Copy out all of the data below with no alterations.

Items from a data source:
#####
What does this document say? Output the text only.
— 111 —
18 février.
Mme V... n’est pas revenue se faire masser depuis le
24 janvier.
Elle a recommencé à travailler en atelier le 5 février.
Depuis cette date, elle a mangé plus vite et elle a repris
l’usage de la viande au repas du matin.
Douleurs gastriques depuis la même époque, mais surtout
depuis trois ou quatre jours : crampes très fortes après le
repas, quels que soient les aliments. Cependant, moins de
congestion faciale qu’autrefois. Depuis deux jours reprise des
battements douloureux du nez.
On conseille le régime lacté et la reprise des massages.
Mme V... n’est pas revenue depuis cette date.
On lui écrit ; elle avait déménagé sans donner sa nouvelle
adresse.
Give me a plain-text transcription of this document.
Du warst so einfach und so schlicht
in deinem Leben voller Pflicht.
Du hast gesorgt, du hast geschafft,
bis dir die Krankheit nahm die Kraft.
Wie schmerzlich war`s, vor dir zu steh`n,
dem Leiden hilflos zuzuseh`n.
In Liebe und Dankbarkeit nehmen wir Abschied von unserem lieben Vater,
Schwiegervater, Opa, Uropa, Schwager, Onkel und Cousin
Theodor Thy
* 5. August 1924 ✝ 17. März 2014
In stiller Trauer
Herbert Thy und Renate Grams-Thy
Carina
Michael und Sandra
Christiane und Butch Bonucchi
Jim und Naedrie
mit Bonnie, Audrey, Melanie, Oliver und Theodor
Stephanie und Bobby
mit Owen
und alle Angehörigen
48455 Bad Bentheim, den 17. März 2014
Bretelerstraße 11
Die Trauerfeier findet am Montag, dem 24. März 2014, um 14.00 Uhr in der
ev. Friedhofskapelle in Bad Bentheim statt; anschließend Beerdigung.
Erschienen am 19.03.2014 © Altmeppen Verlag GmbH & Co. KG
#####
Task result:
What does this document say? Output the text only.
— 111 —
18 février.
Mme V... n’est pas revenue se faire masser depuis le
24 janvier.
Elle a recommencé à travailler en atelier le 5 février.
Depuis cette date, elle a mangé plus vite et elle a repris
l’usage de la viande au repas du matin.
Douleurs gastriques depuis la même époque, mais surtout
depuis trois ou quatre jours : crampes très fortes après le
repas, quels que soient les aliments. Cependant, moins de
congestion faciale qu’autrefois. Depuis deux jours reprise des
battements douloureux du nez.
On conseille le régime lacté et la reprise des massages.
Mme V... n’est pas revenue depuis cette date.
On lui écrit ; elle avait déménagé sans donner sa nouvelle
adresse.
Give me a plain-text transcription of this document.
Du warst so einfach und so schlicht
in deinem Leben voller Pflicht.
Du hast gesorgt, du hast geschafft,
bis dir die Krankheit nahm die Kraft.
Wie schmerzlich war`s, vor dir zu steh`n,
dem Leiden hilflos zuzuseh`n.
In Liebe und Dankbarkeit nehmen wir Abschied von unserem lieben Vater,
Schwiegervater, Opa, Uropa, Schwager, Onkel und Cousin
Theodor Thy
* 5. August 1924 ✝ 17. März 2014
In stiller Trauer
Herbert Thy und Renate Grams-Thy
Carina
Michael und Sandra
Christiane und Butch Bonucchi
Jim und Naedrie
mit Bonnie, Audrey, Melanie, Oliver und Theodor
Stephanie und Bobby
mit Owen
und alle Angehörigen
48455 Bad Bentheim, den 17. März 2014
Bretelerstraße 11
Die Trauerfeier findet am Montag, dem 24. März 2014, um 14.00 Uhr in der
ev. Friedhofskapelle in Bad Bentheim statt; anschließend Beerdigung.
Erschienen am 19.03.2014 © Altmeppen Verlag GmbH & Co. KG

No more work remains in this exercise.